## SHORT PROBLEM
Every line containing the word "коврик" needs to be found and copied.

## DATA TO USE
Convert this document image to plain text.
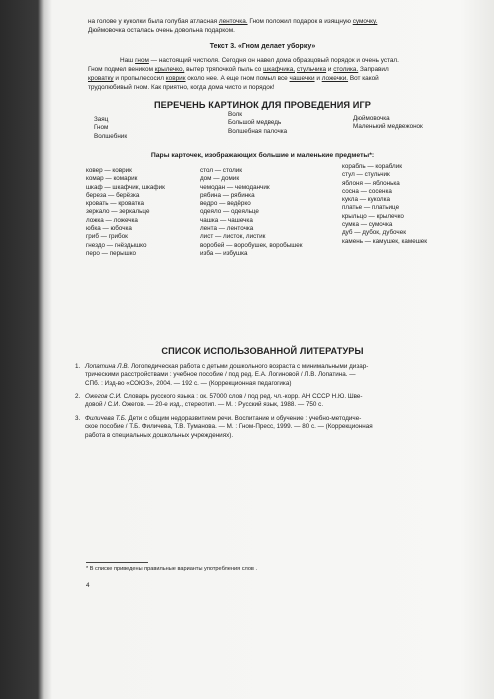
на голове у куколки была голубая атласная ленточка. Гном положил подарок в изящную сумочку.
Дюймовочка осталась очень довольна подарком.
Текст 3. «Гном делает уборку»
Наш гном — настоящий чистюля. Сегодня он навел дома образцовый порядок и очень устал.
Гном подмел веником крылечко, вытер тряпочкой пыль со шкафчика, стульчика и столика. Заправил
кроватку и пропылесосил коврик около нее. А еще гном помыл все чашечки и ложечки. Вот какой
трудолюбивый гном. Как приятно, когда дома чисто и порядок!
ПЕРЕЧЕНЬ КАРТИНОК ДЛЯ ПРОВЕДЕНИЯ ИГР
Заяц
Гном
Волшебник
Волк
Большой медведь
Волшебная палочка
Дюймовочка
Маленький медвежонок
Пары карточек, изображающих большие и маленькие предметы*:
ковер — коврик
комар — комарик
шкаф — шкафчик, шкафик
береза — берёзка
кровать — кроватка
зеркало — зеркальце
ложка — ложечка
юбка — юбочка
гриб — грибок
гнездо — гнёздышко
перо — перышко
стол — столик
дом — домик
чемодан — чемоданчик
рябина — рябинка
ведро — ведёрко
одеяло — одеяльце
чашка — чашечка
лента — ленточка
лист — листок, листик
воробей — воробушек, воробышек
изба — избушка
корабль — кораблик
стул — стульчик
яблоня — яблонька
сосна — сосенка
кукла — куколка
платье — платьице
крыльцо — крылечко
сумка — сумочка
дуб — дубок, дубочек
камень — камушек, камешек
СПИСОК ИСПОЛЬЗОВАННОЙ ЛИТЕРАТУРЫ
1. Лопатина Л.В. Логопедическая работа с детьми дошкольного возраста с минимальными дизар-
трическими расстройствами : учебное пособие / под ред. Е.А. Логиновой / Л.В. Лопатина. —
СПб. : Изд-во «СОЮЗ», 2004. — 192 с. — (Коррекционная педагогика)
2. Ожегов С.И. Словарь русского языка : ок. 57000 слов / под ред. чл.-корр. АН СССР Н.Ю. Шве-
довой / С.И. Ожегов. — 20-е изд., стереотип. — М. : Русский язык, 1988. — 750 с.
3. Филичева Т.Б. Дети с общим недоразвитием речи. Воспитание и обучение : учебно-методиче-
ское пособие / Т.Б. Филичева, Т.В. Туманова. — М. : Гном-Пресс, 1999. — 80 с. — (Коррекционная
работа в специальных дошкольных учреждениях).
* В списке приведены правильные варианты употребления слов .
4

## SOLUTION FOR THIS PROBLEM
кроватку и пропылесосил коврик около нее. А еще гном помыл все чашечки и ложечки. Вот какой
ковер — коврик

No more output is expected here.